YOUR TASK: Write the records out again, precisely as they stand.

Dataset entries:
━━━━━━━━━━━━━━━━━━━━

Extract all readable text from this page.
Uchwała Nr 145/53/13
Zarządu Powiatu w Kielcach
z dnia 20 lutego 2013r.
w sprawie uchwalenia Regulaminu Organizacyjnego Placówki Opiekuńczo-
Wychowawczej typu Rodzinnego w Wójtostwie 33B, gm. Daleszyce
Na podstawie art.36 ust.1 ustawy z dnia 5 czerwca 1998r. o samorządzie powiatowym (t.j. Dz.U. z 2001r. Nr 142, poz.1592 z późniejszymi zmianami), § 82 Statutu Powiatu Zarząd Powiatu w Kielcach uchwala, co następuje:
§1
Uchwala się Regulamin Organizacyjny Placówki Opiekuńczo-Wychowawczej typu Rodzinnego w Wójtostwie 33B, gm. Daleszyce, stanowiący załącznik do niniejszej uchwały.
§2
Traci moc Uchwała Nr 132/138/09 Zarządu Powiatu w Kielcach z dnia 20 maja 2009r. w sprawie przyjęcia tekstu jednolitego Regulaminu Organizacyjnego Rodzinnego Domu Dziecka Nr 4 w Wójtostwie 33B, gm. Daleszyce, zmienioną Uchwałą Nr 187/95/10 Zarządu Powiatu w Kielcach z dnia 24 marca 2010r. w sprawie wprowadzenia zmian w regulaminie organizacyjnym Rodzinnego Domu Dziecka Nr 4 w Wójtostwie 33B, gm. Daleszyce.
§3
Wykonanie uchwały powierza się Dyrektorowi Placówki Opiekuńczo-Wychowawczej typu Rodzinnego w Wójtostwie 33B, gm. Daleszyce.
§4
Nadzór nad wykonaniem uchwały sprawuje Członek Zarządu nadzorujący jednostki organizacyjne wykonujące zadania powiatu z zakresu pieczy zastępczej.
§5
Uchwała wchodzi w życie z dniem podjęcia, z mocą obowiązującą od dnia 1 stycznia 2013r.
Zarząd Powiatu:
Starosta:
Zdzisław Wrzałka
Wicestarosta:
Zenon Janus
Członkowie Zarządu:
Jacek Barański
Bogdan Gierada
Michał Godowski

━━━━━━━━━━━━━━━━━━━━

EXERCISE OUTPUT:
Extract all readable text from this page.
Uchwała Nr 145/53/13
Zarządu Powiatu w Kielcach
z dnia 20 lutego 2013r.
w sprawie uchwalenia Regulaminu Organizacyjnego Placówki Opiekuńczo-
Wychowawczej typu Rodzinnego w Wójtostwie 33B, gm. Daleszyce
Na podstawie art.36 ust.1 ustawy z dnia 5 czerwca 1998r. o samorządzie powiatowym (t.j. Dz.U. z 2001r. Nr 142, poz.1592 z późniejszymi zmianami), § 82 Statutu Powiatu Zarząd Powiatu w Kielcach uchwala, co następuje:
§1
Uchwala się Regulamin Organizacyjny Placówki Opiekuńczo-Wychowawczej typu Rodzinnego w Wójtostwie 33B, gm. Daleszyce, stanowiący załącznik do niniejszej uchwały.
§2
Traci moc Uchwała Nr 132/138/09 Zarządu Powiatu w Kielcach z dnia 20 maja 2009r. w sprawie przyjęcia tekstu jednolitego Regulaminu Organizacyjnego Rodzinnego Domu Dziecka Nr 4 w Wójtostwie 33B, gm. Daleszyce, zmienioną Uchwałą Nr 187/95/10 Zarządu Powiatu w Kielcach z dnia 24 marca 2010r. w sprawie wprowadzenia zmian w regulaminie organizacyjnym Rodzinnego Domu Dziecka Nr 4 w Wójtostwie 33B, gm. Daleszyce.
§3
Wykonanie uchwały powierza się Dyrektorowi Placówki Opiekuńczo-Wychowawczej typu Rodzinnego w Wójtostwie 33B, gm. Daleszyce.
§4
Nadzór nad wykonaniem uchwały sprawuje Członek Zarządu nadzorujący jednostki organizacyjne wykonujące zadania powiatu z zakresu pieczy zastępczej.
§5
Uchwała wchodzi w życie z dniem podjęcia, z mocą obowiązującą od dnia 1 stycznia 2013r.
Zarząd Powiatu:
Starosta:
Zdzisław Wrzałka
Wicestarosta:
Zenon Janus
Członkowie Zarządu:
Jacek Barański
Bogdan Gierada
Michał Godowski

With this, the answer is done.